- **Goal of the exercise**:
Omit all pictures, then retype the data exactly as given.
━━━━━━
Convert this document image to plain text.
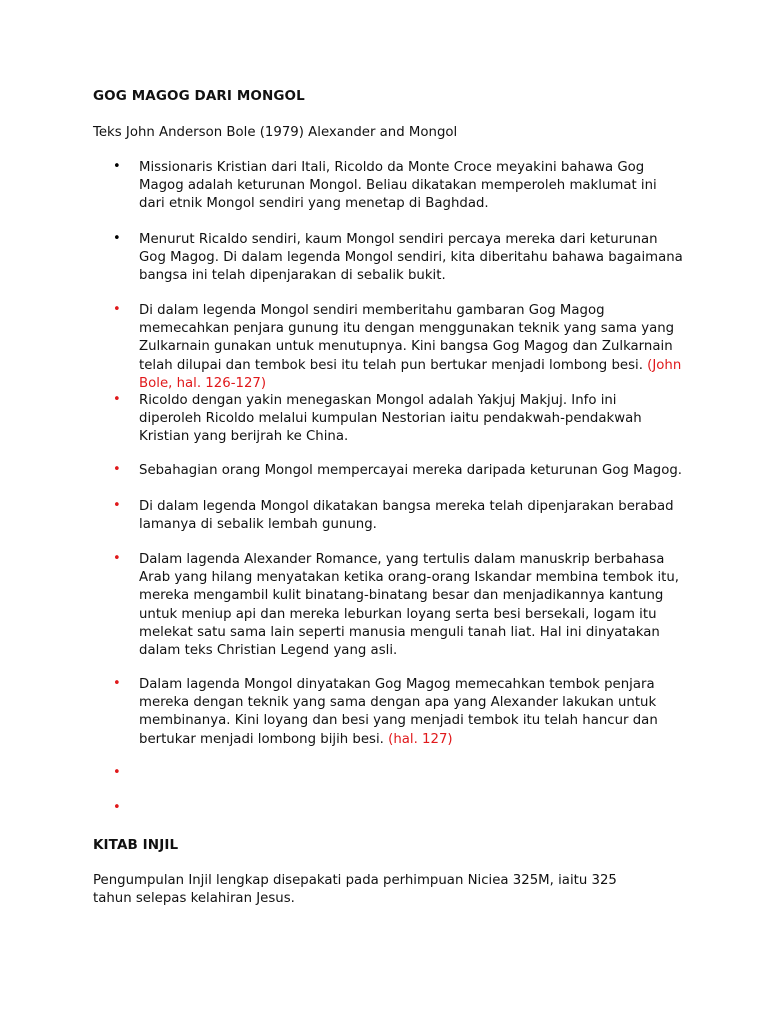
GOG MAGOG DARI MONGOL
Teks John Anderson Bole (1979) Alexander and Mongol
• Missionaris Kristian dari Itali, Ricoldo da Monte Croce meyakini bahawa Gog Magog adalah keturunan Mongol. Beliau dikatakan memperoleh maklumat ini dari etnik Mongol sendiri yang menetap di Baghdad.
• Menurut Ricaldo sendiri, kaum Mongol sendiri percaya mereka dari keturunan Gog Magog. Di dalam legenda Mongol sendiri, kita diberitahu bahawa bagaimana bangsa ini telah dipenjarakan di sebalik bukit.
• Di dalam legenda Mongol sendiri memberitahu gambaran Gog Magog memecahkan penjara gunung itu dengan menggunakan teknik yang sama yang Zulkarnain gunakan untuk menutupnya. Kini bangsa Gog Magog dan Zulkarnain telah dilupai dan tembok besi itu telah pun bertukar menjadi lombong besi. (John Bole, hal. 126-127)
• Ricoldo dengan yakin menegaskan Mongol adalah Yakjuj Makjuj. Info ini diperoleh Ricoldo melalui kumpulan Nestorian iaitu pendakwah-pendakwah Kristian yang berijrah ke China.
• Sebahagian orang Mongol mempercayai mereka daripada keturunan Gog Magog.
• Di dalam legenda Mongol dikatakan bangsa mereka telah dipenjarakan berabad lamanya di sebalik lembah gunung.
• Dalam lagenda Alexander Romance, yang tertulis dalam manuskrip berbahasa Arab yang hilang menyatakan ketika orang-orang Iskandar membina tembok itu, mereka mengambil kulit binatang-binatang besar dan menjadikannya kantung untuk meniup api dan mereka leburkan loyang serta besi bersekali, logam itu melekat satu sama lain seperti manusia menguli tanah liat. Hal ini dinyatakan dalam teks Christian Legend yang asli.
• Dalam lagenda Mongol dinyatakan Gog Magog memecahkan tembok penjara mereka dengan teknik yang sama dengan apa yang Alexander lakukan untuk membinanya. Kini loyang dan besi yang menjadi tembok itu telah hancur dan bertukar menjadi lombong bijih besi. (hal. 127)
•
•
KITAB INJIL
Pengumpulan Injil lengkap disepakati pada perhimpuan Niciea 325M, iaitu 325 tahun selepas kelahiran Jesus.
━━━━━━
- **Problem solution**:
Convert this document image to plain text.
GOG MAGOG DARI MONGOL
Teks John Anderson Bole (1979) Alexander and Mongol
• Missionaris Kristian dari Itali, Ricoldo da Monte Croce meyakini bahawa Gog Magog adalah keturunan Mongol. Beliau dikatakan memperoleh maklumat ini dari etnik Mongol sendiri yang menetap di Baghdad.
• Menurut Ricaldo sendiri, kaum Mongol sendiri percaya mereka dari keturunan Gog Magog. Di dalam legenda Mongol sendiri, kita diberitahu bahawa bagaimana bangsa ini telah dipenjarakan di sebalik bukit.
• Di dalam legenda Mongol sendiri memberitahu gambaran Gog Magog memecahkan penjara gunung itu dengan menggunakan teknik yang sama yang Zulkarnain gunakan untuk menutupnya. Kini bangsa Gog Magog dan Zulkarnain telah dilupai dan tembok besi itu telah pun bertukar menjadi lombong besi. (John Bole, hal. 126-127)
• Ricoldo dengan yakin menegaskan Mongol adalah Yakjuj Makjuj. Info ini diperoleh Ricoldo melalui kumpulan Nestorian iaitu pendakwah-pendakwah Kristian yang berijrah ke China.
• Sebahagian orang Mongol mempercayai mereka daripada keturunan Gog Magog.
• Di dalam legenda Mongol dikatakan bangsa mereka telah dipenjarakan berabad lamanya di sebalik lembah gunung.
• Dalam lagenda Alexander Romance, yang tertulis dalam manuskrip berbahasa Arab yang hilang menyatakan ketika orang-orang Iskandar membina tembok itu, mereka mengambil kulit binatang-binatang besar dan menjadikannya kantung untuk meniup api dan mereka leburkan loyang serta besi bersekali, logam itu melekat satu sama lain seperti manusia menguli tanah liat. Hal ini dinyatakan dalam teks Christian Legend yang asli.
• Dalam lagenda Mongol dinyatakan Gog Magog memecahkan tembok penjara mereka dengan teknik yang sama dengan apa yang Alexander lakukan untuk membinanya. Kini loyang dan besi yang menjadi tembok itu telah hancur dan bertukar menjadi lombong bijih besi. (hal. 127)
•
•
KITAB INJIL
Pengumpulan Injil lengkap disepakati pada perhimpuan Niciea 325M, iaitu 325 tahun selepas kelahiran Jesus.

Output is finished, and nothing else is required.